### REQUIRED TASK:
Below are the records. Reproduce exactly the lines from the one containing "What data populates" through the final line, and omit any pictures.

───── PROVIDED RECORDS ─────

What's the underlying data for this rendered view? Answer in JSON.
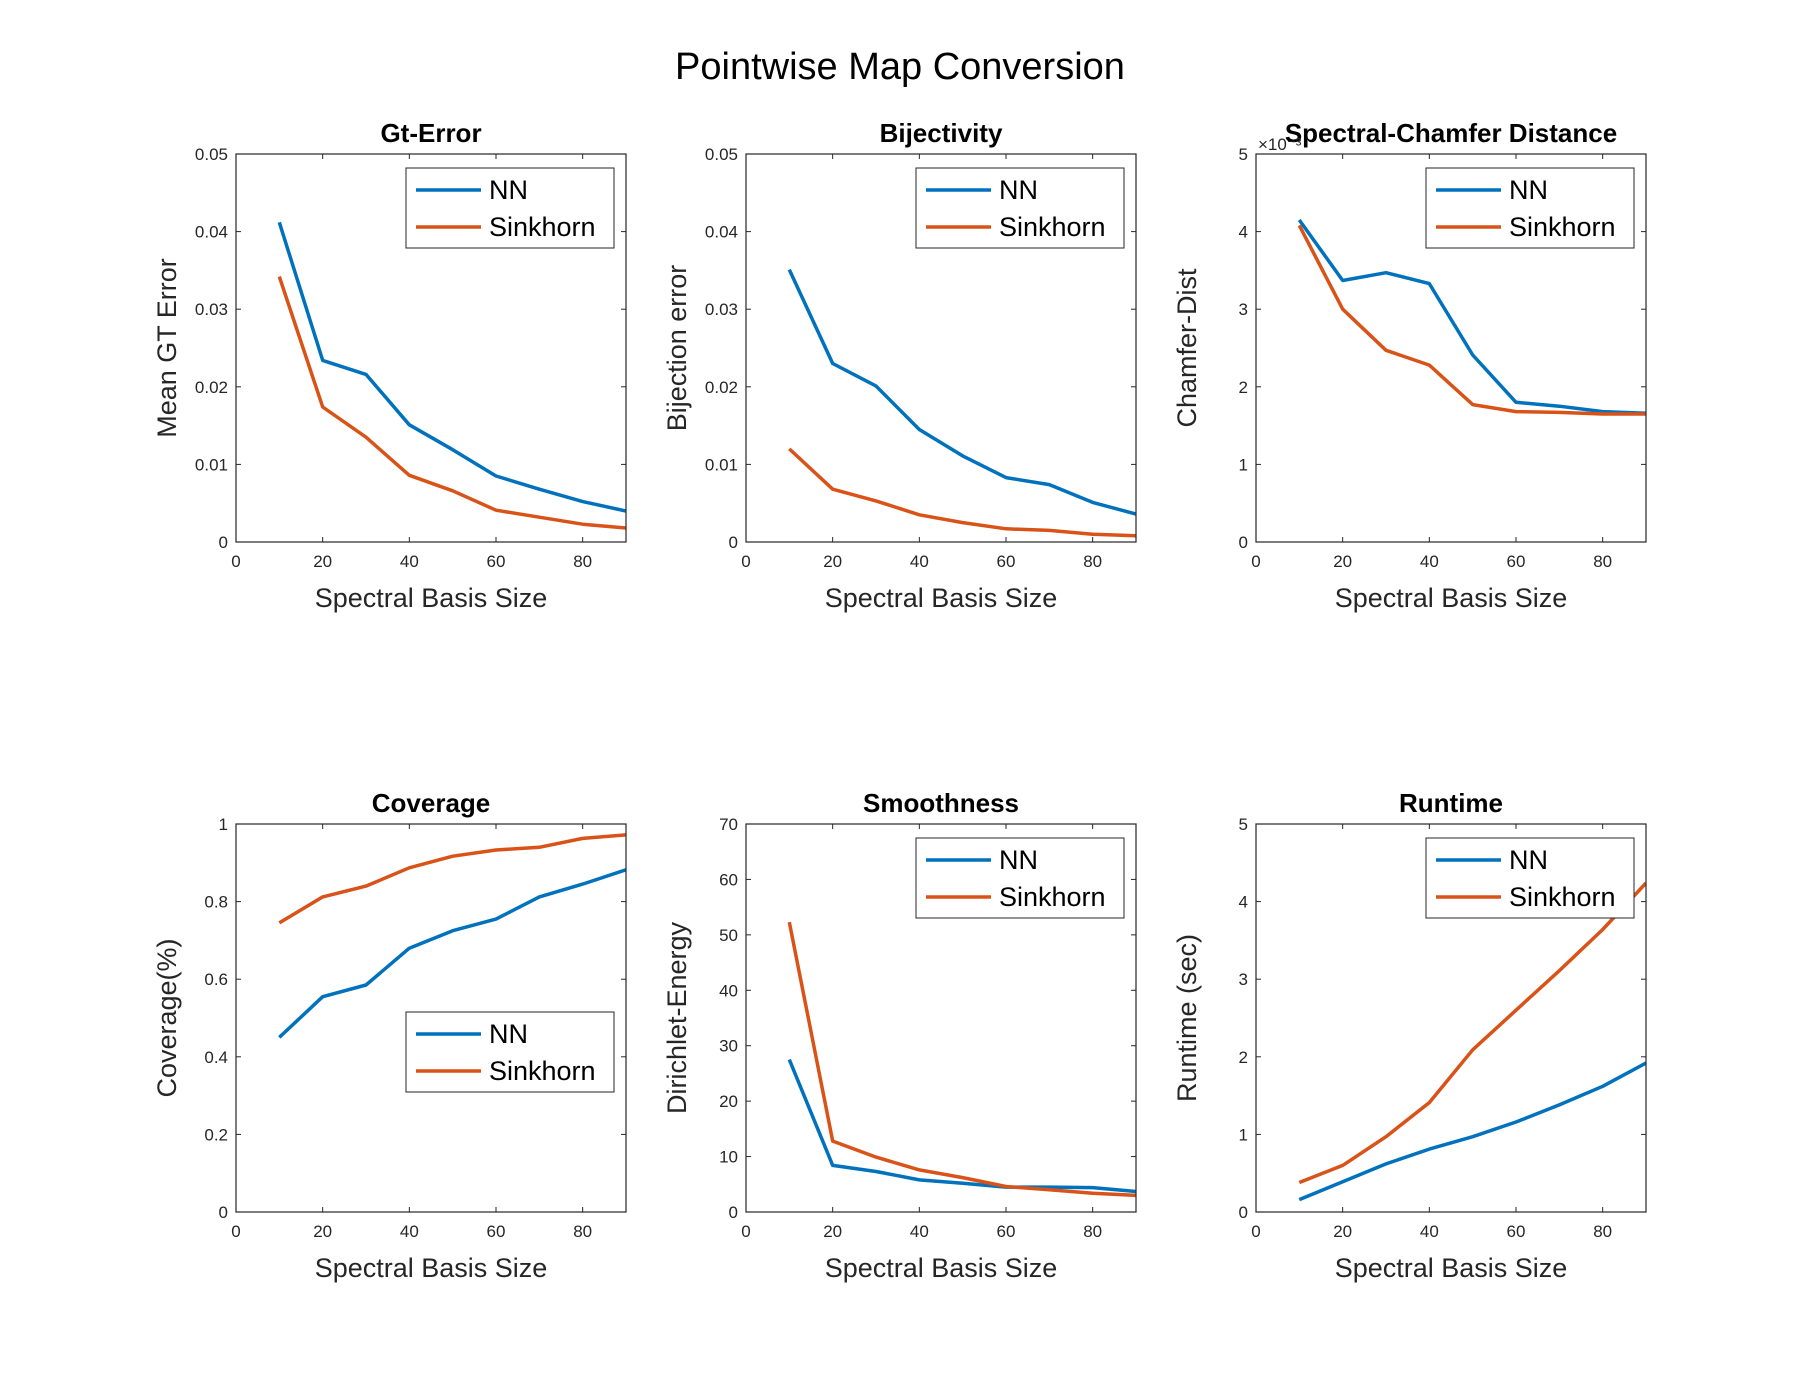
{
  "figure": {
    "title": "Pointwise Map Conversion"
  },
  "colors": {
    "NN": "#0072BD",
    "Sinkhorn": "#D95319",
    "axis": "#262626",
    "frame": "#262626"
  },
  "chart_data": [
    {
      "type": "line",
      "title": "Gt-Error",
      "xlabel": "Spectral Basis Size",
      "ylabel": "Mean GT Error",
      "xlim": [
        0,
        90
      ],
      "ylim": [
        0,
        0.05
      ],
      "xticks": [
        0,
        20,
        40,
        60,
        80
      ],
      "yticks": [
        0,
        0.01,
        0.02,
        0.03,
        0.04,
        0.05
      ],
      "ytick_labels": [
        "0",
        "0.01",
        "0.02",
        "0.03",
        "0.04",
        "0.05"
      ],
      "legend_position": "top-right",
      "x": [
        10,
        20,
        30,
        40,
        50,
        60,
        70,
        80,
        90
      ],
      "series": [
        {
          "name": "NN",
          "values": [
            0.0412,
            0.0234,
            0.0216,
            0.0151,
            0.0119,
            0.0085,
            0.0068,
            0.0052,
            0.004
          ]
        },
        {
          "name": "Sinkhorn",
          "values": [
            0.0342,
            0.0174,
            0.0135,
            0.0086,
            0.0066,
            0.0041,
            0.0032,
            0.0023,
            0.0018
          ]
        }
      ]
    },
    {
      "type": "line",
      "title": "Bijectivity",
      "xlabel": "Spectral Basis Size",
      "ylabel": "Bijection error",
      "xlim": [
        0,
        90
      ],
      "ylim": [
        0,
        0.05
      ],
      "xticks": [
        0,
        20,
        40,
        60,
        80
      ],
      "yticks": [
        0,
        0.01,
        0.02,
        0.03,
        0.04,
        0.05
      ],
      "ytick_labels": [
        "0",
        "0.01",
        "0.02",
        "0.03",
        "0.04",
        "0.05"
      ],
      "legend_position": "top-right",
      "x": [
        10,
        20,
        30,
        40,
        50,
        60,
        70,
        80,
        90
      ],
      "series": [
        {
          "name": "NN",
          "values": [
            0.0351,
            0.023,
            0.0201,
            0.0145,
            0.0111,
            0.0083,
            0.0074,
            0.0051,
            0.0036
          ]
        },
        {
          "name": "Sinkhorn",
          "values": [
            0.012,
            0.0068,
            0.0053,
            0.0035,
            0.0025,
            0.0017,
            0.0015,
            0.001,
            0.0008
          ]
        }
      ]
    },
    {
      "type": "line",
      "title": "Spectral-Chamfer Distance",
      "xlabel": "Spectral Basis Size",
      "ylabel": "Chamfer-Dist",
      "xlim": [
        0,
        90
      ],
      "ylim": [
        0,
        5
      ],
      "xticks": [
        0,
        20,
        40,
        60,
        80
      ],
      "yticks": [
        0,
        1,
        2,
        3,
        4,
        5
      ],
      "ytick_labels": [
        "0",
        "1",
        "2",
        "3",
        "4",
        "5"
      ],
      "y_exponent": "×10⁻³",
      "legend_position": "top-right",
      "x": [
        10,
        20,
        30,
        40,
        50,
        60,
        70,
        80,
        90
      ],
      "series": [
        {
          "name": "NN",
          "values": [
            4.15,
            3.37,
            3.47,
            3.33,
            2.41,
            1.8,
            1.75,
            1.68,
            1.66
          ]
        },
        {
          "name": "Sinkhorn",
          "values": [
            4.08,
            3.0,
            2.47,
            2.28,
            1.77,
            1.68,
            1.67,
            1.65,
            1.65
          ]
        }
      ]
    },
    {
      "type": "line",
      "title": "Coverage",
      "xlabel": "Spectral Basis Size",
      "ylabel": "Coverage(%)",
      "xlim": [
        0,
        90
      ],
      "ylim": [
        0,
        1
      ],
      "xticks": [
        0,
        20,
        40,
        60,
        80
      ],
      "yticks": [
        0,
        0.2,
        0.4,
        0.6,
        0.8,
        1
      ],
      "ytick_labels": [
        "0",
        "0.2",
        "0.4",
        "0.6",
        "0.8",
        "1"
      ],
      "legend_position": "bottom-right",
      "x": [
        10,
        20,
        30,
        40,
        50,
        60,
        70,
        80,
        90
      ],
      "series": [
        {
          "name": "NN",
          "values": [
            0.45,
            0.555,
            0.585,
            0.68,
            0.725,
            0.755,
            0.812,
            0.845,
            0.882
          ]
        },
        {
          "name": "Sinkhorn",
          "values": [
            0.745,
            0.812,
            0.84,
            0.887,
            0.917,
            0.933,
            0.94,
            0.963,
            0.972
          ]
        }
      ]
    },
    {
      "type": "line",
      "title": "Smoothness",
      "xlabel": "Spectral Basis Size",
      "ylabel": "Dirichlet-Energy",
      "xlim": [
        0,
        90
      ],
      "ylim": [
        0,
        70
      ],
      "xticks": [
        0,
        20,
        40,
        60,
        80
      ],
      "yticks": [
        0,
        10,
        20,
        30,
        40,
        50,
        60,
        70
      ],
      "ytick_labels": [
        "0",
        "10",
        "20",
        "30",
        "40",
        "50",
        "60",
        "70"
      ],
      "legend_position": "top-right",
      "x": [
        10,
        20,
        30,
        40,
        50,
        60,
        70,
        80,
        90
      ],
      "series": [
        {
          "name": "NN",
          "values": [
            27.5,
            8.4,
            7.3,
            5.8,
            5.2,
            4.5,
            4.5,
            4.4,
            3.7
          ]
        },
        {
          "name": "Sinkhorn",
          "values": [
            52.3,
            12.8,
            9.9,
            7.6,
            6.2,
            4.6,
            4.0,
            3.4,
            3.0
          ]
        }
      ]
    },
    {
      "type": "line",
      "title": "Runtime",
      "xlabel": "Spectral Basis Size",
      "ylabel": "Runtime (sec)",
      "xlim": [
        0,
        90
      ],
      "ylim": [
        0,
        5
      ],
      "xticks": [
        0,
        20,
        40,
        60,
        80
      ],
      "yticks": [
        0,
        1,
        2,
        3,
        4,
        5
      ],
      "ytick_labels": [
        "0",
        "1",
        "2",
        "3",
        "4",
        "5"
      ],
      "legend_position": "top-right",
      "x": [
        10,
        20,
        30,
        40,
        50,
        60,
        70,
        80,
        90
      ],
      "series": [
        {
          "name": "NN",
          "values": [
            0.16,
            0.39,
            0.62,
            0.81,
            0.97,
            1.16,
            1.38,
            1.62,
            1.92
          ]
        },
        {
          "name": "Sinkhorn",
          "values": [
            0.38,
            0.6,
            0.97,
            1.41,
            2.09,
            2.6,
            3.11,
            3.64,
            4.24
          ]
        }
      ]
    }
  ]
}
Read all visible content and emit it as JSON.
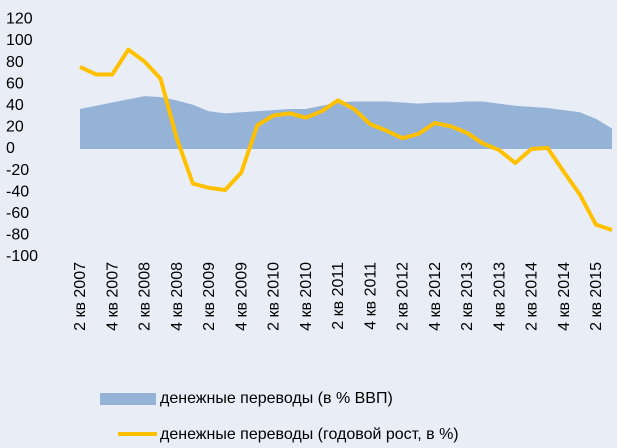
{
  "chart_data": {
    "type": "area_line",
    "categories": [
      "2 кв 2007",
      null,
      "4 кв 2007",
      null,
      "2 кв 2008",
      null,
      "4 кв 2008",
      null,
      "2 кв 2009",
      null,
      "4 кв 2009",
      null,
      "2 кв 2010",
      null,
      "4 кв 2010",
      null,
      "2 кв 2011",
      null,
      "4 кв 2011",
      null,
      "2 кв 2012",
      null,
      "4 кв 2012",
      null,
      "2 кв 2013",
      null,
      "4 кв 2013",
      null,
      "2 кв 2014",
      null,
      "4 кв 2014",
      null,
      "2 кв 2015",
      null
    ],
    "series": [
      {
        "name": "денежные переводы (в % ВВП)",
        "type": "area",
        "color": "#95b3d7",
        "values": [
          37,
          40,
          43,
          46,
          49,
          48,
          45,
          41,
          35,
          33,
          34,
          35,
          36,
          37,
          37,
          40,
          43,
          44,
          44,
          44,
          43,
          42,
          43,
          43,
          44,
          44,
          42,
          40,
          39,
          38,
          36,
          34,
          28,
          19
        ]
      },
      {
        "name": "денежные переводы (годовой рост, в %)",
        "type": "line",
        "color": "#ffc000",
        "values": [
          76,
          69,
          69,
          92,
          81,
          65,
          10,
          -32,
          -36,
          -38,
          -22,
          22,
          31,
          33,
          29,
          35,
          45,
          37,
          23,
          17,
          10,
          14,
          24,
          21,
          15,
          5,
          -1,
          -13,
          0,
          1,
          -21,
          -42,
          -70,
          -75
        ]
      }
    ],
    "ylim": [
      -100,
      120
    ],
    "yticks": [
      -100,
      -80,
      -60,
      -40,
      -20,
      0,
      20,
      40,
      60,
      80,
      100,
      120
    ]
  }
}
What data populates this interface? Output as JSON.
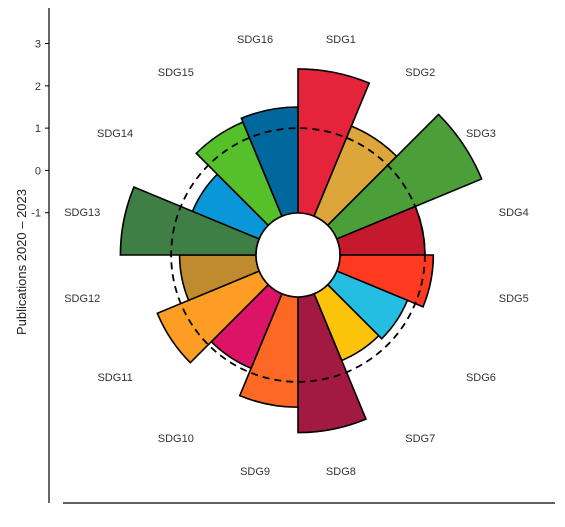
{
  "chart_data": {
    "type": "polar-bar",
    "title": "",
    "ylabel": "Publications 2020 – 2023",
    "y_ticks": [
      3,
      2,
      1,
      0,
      -1
    ],
    "ylim": [
      -2,
      4.03
    ],
    "reference_circle": 1,
    "reference_style": "dashed",
    "bar_outline": "#000000",
    "categories": [
      "SDG1",
      "SDG2",
      "SDG3",
      "SDG4",
      "SDG5",
      "SDG6",
      "SDG7",
      "SDG8",
      "SDG9",
      "SDG10",
      "SDG11",
      "SDG12",
      "SDG13",
      "SDG14",
      "SDG15",
      "SDG16"
    ],
    "values": [
      2.4,
      1.3,
      2.7,
      1.0,
      1.2,
      0.8,
      0.7,
      2.2,
      1.6,
      0.9,
      1.6,
      0.8,
      2.2,
      0.7,
      1.4,
      1.5
    ],
    "colors": [
      "#e5243b",
      "#dda63a",
      "#4c9f38",
      "#c5192d",
      "#ff3a21",
      "#26bde2",
      "#fcc30b",
      "#a21942",
      "#fd6925",
      "#dd1367",
      "#fd9d24",
      "#bf8b2e",
      "#3f7e44",
      "#0a97d9",
      "#56c02b",
      "#00689d"
    ]
  }
}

─────

### RESULT OF THIS TASK:
What data populates this interface? Output as JSON.
{
  "chart_data": {
    "type": "polar-bar",
    "title": "",
    "ylabel": "Publications 2020 – 2023",
    "y_ticks": [
      3,
      2,
      1,
      0,
      -1
    ],
    "ylim": [
      -2,
      4.03
    ],
    "reference_circle": 1,
    "reference_style": "dashed",
    "bar_outline": "#000000",
    "categories": [
      "SDG1",
      "SDG2",
      "SDG3",
      "SDG4",
      "SDG5",
      "SDG6",
      "SDG7",
      "SDG8",
      "SDG9",
      "SDG10",
      "SDG11",
      "SDG12",
      "SDG13",
      "SDG14",
      "SDG15",
      "SDG16"
    ],
    "values": [
      2.4,
      1.3,
      2.7,
      1.0,
      1.2,
      0.8,
      0.7,
      2.2,
      1.6,
      0.9,
      1.6,
      0.8,
      2.2,
      0.7,
      1.4,
      1.5
    ],
    "colors": [
      "#e5243b",
      "#dda63a",
      "#4c9f38",
      "#c5192d",
      "#ff3a21",
      "#26bde2",
      "#fcc30b",
      "#a21942",
      "#fd6925",
      "#dd1367",
      "#fd9d24",
      "#bf8b2e",
      "#3f7e44",
      "#0a97d9",
      "#56c02b",
      "#00689d"
    ]
  }
}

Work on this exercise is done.